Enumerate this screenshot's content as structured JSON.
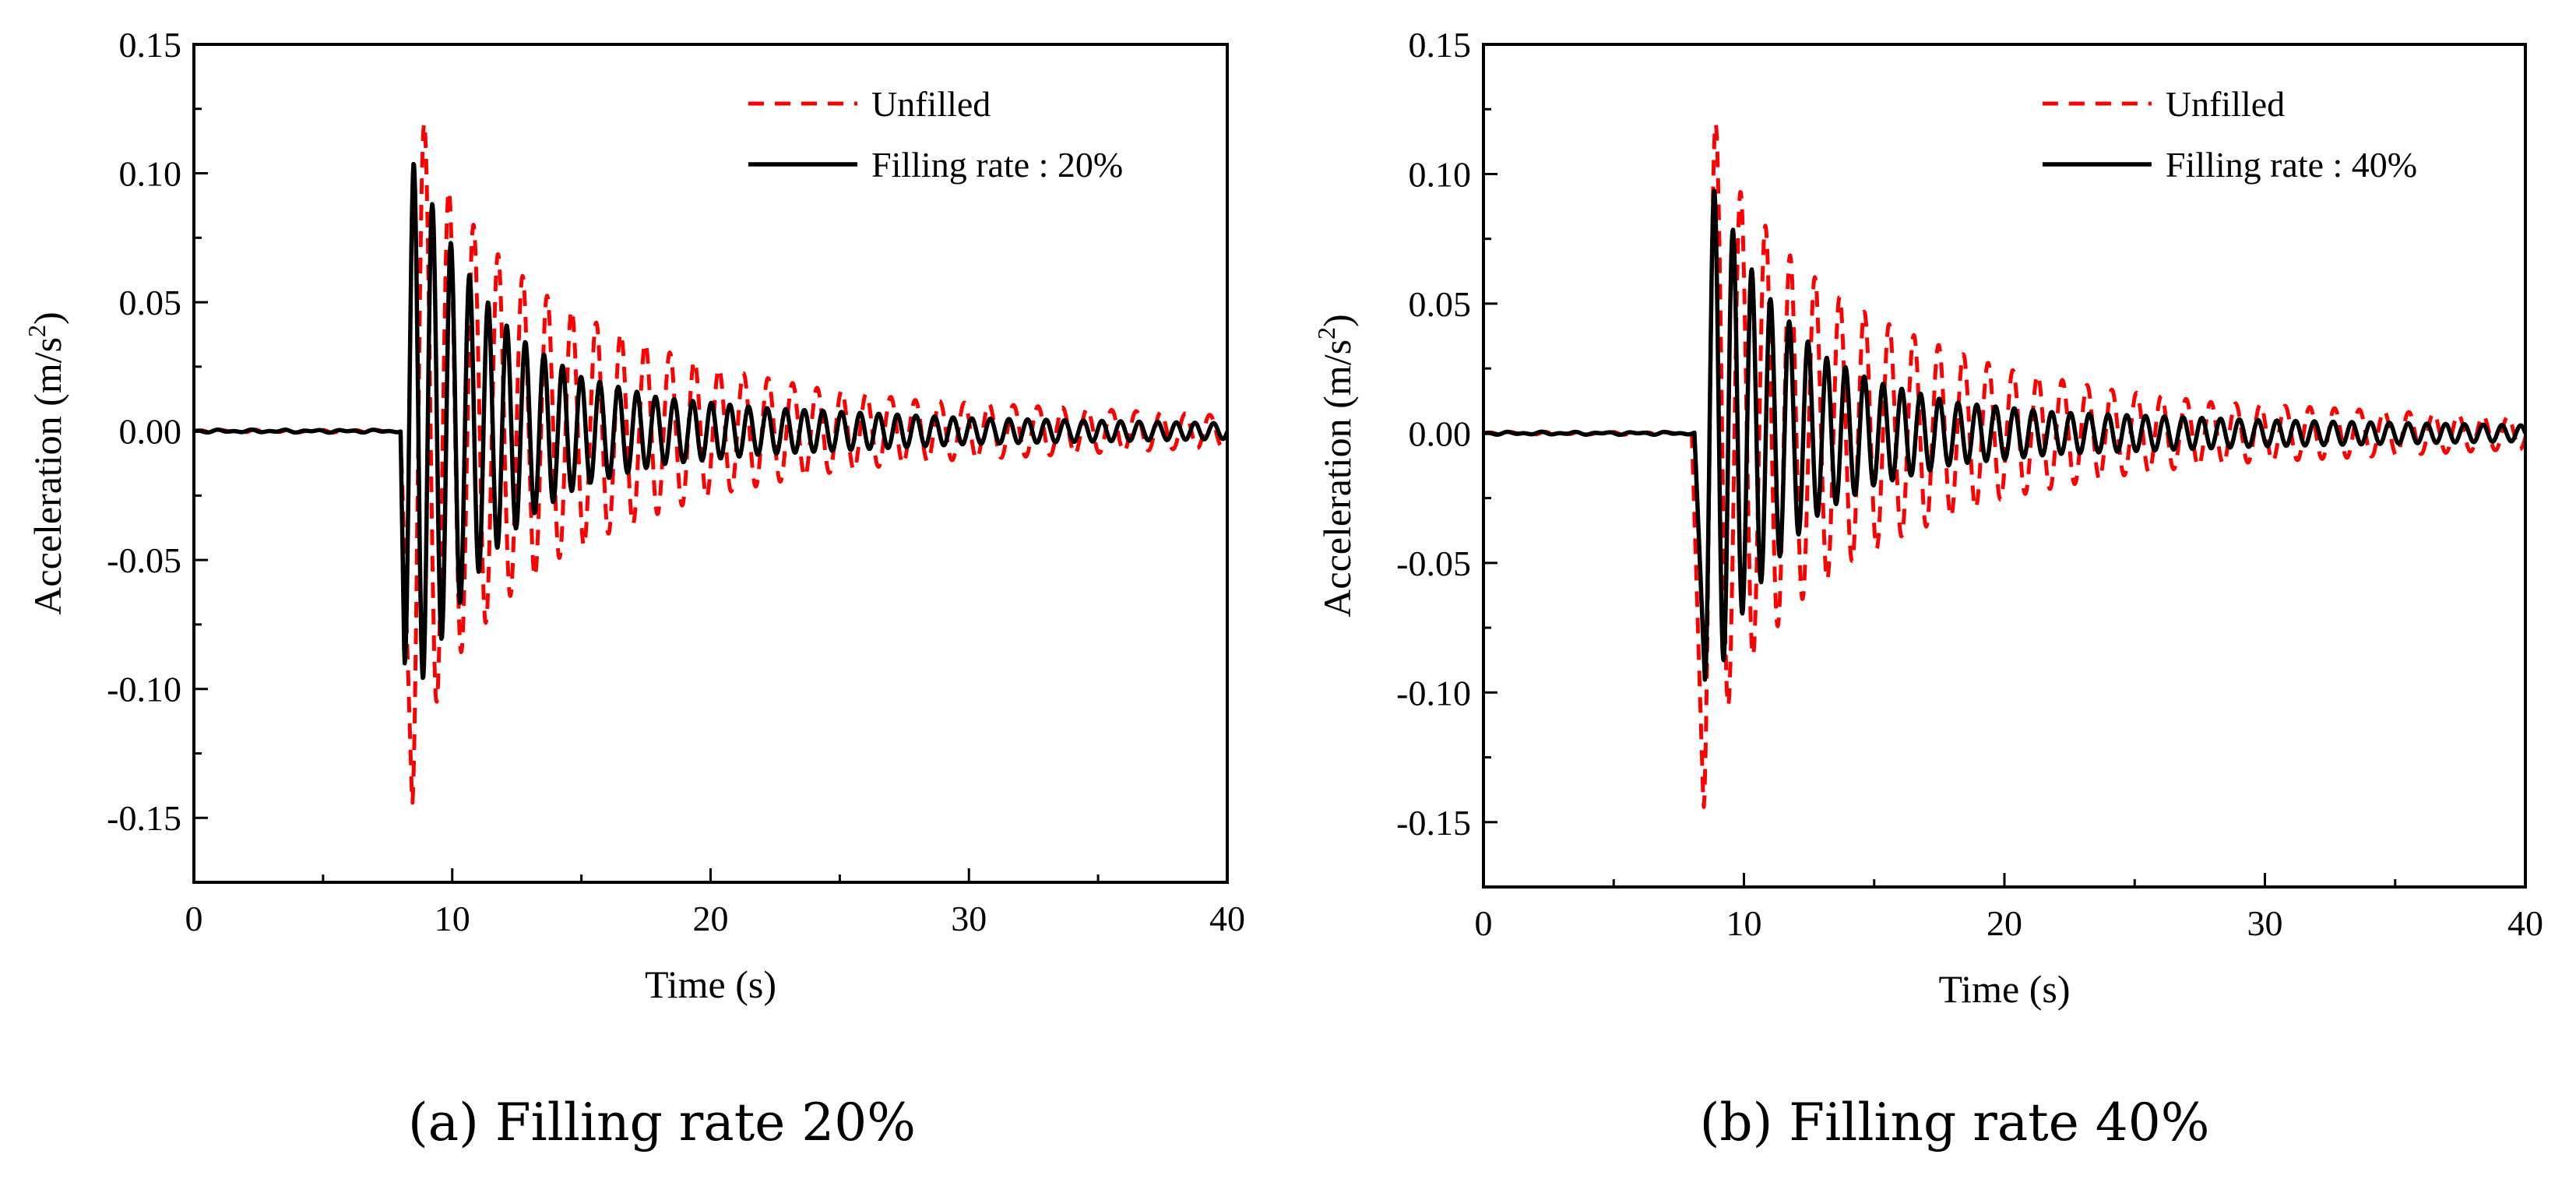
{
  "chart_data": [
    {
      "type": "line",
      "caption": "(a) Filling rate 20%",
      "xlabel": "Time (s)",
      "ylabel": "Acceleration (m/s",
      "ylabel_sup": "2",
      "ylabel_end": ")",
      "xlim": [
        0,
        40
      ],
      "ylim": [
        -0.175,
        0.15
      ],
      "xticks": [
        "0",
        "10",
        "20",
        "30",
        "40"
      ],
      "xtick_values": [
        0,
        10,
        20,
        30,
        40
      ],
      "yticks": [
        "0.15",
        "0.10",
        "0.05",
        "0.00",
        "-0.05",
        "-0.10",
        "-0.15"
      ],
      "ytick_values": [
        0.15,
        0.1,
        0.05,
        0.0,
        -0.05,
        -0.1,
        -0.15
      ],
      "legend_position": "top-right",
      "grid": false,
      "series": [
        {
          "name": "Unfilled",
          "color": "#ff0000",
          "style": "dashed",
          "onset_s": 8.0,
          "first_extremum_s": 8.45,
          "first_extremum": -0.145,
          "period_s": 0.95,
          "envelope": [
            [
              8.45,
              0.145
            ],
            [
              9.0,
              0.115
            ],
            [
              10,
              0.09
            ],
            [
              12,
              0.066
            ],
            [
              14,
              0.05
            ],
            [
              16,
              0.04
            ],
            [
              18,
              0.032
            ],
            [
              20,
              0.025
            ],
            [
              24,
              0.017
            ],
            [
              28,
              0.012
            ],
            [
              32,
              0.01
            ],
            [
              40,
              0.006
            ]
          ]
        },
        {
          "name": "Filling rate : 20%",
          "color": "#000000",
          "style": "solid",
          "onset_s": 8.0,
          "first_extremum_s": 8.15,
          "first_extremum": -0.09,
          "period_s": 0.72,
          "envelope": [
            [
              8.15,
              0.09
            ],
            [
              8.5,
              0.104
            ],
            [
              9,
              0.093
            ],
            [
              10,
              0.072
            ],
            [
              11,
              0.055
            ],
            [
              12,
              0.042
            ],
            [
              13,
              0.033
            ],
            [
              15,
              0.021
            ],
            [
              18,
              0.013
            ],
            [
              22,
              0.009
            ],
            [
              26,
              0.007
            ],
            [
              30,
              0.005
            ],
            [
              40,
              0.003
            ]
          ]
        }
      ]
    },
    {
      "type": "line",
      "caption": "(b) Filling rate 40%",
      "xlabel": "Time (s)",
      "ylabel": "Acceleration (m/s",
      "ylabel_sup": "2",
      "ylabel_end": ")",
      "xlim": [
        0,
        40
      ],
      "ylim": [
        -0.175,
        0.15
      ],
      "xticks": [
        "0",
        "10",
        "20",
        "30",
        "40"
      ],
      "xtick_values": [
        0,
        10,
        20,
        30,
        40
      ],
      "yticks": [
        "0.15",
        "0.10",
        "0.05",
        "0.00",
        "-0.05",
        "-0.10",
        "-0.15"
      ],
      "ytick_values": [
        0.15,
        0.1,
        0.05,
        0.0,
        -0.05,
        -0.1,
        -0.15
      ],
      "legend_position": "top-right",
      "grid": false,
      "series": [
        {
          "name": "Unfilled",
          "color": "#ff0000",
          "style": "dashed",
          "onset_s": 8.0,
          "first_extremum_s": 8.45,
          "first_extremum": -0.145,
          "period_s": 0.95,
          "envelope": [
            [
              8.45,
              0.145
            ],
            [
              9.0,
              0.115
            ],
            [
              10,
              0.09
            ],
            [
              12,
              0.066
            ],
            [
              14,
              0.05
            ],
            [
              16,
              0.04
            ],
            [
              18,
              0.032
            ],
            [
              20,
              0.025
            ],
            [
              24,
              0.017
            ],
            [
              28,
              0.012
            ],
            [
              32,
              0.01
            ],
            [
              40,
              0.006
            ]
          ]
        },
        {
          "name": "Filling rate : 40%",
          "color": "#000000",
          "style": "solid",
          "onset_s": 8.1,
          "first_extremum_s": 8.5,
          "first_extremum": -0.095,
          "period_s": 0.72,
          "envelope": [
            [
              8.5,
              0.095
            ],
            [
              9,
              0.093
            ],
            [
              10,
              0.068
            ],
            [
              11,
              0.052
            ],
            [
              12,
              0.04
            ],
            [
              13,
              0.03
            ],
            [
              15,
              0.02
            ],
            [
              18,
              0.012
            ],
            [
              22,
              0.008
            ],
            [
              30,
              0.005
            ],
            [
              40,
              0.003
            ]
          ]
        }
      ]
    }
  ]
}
= = = = = = =
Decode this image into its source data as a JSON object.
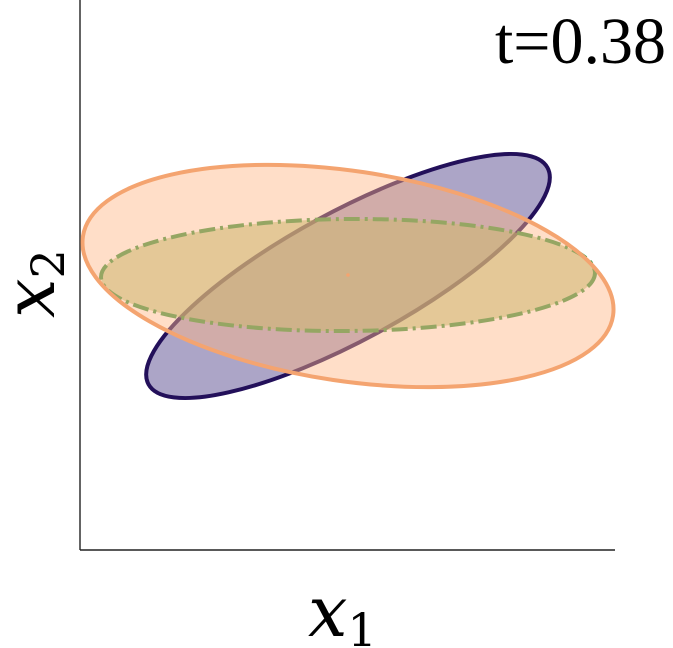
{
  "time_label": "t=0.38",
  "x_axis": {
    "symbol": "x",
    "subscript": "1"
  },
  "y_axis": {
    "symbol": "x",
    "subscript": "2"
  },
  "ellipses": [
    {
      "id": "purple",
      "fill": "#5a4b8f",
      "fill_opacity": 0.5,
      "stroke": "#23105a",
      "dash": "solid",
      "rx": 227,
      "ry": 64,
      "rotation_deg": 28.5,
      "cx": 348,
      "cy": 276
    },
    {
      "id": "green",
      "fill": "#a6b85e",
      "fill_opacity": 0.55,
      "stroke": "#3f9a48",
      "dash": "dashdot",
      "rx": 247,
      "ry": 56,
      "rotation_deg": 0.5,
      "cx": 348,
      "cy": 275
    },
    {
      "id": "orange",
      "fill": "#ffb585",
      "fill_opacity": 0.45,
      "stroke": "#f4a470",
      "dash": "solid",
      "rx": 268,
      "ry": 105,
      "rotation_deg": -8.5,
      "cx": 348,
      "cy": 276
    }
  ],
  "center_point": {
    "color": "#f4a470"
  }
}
= = = = = = =
## What is asked
Extract each line from the listing that holds the word "this".

## Final result
Enumerate this screenshot's content as structured JSON.
Decode this image into its source data as a JSON object.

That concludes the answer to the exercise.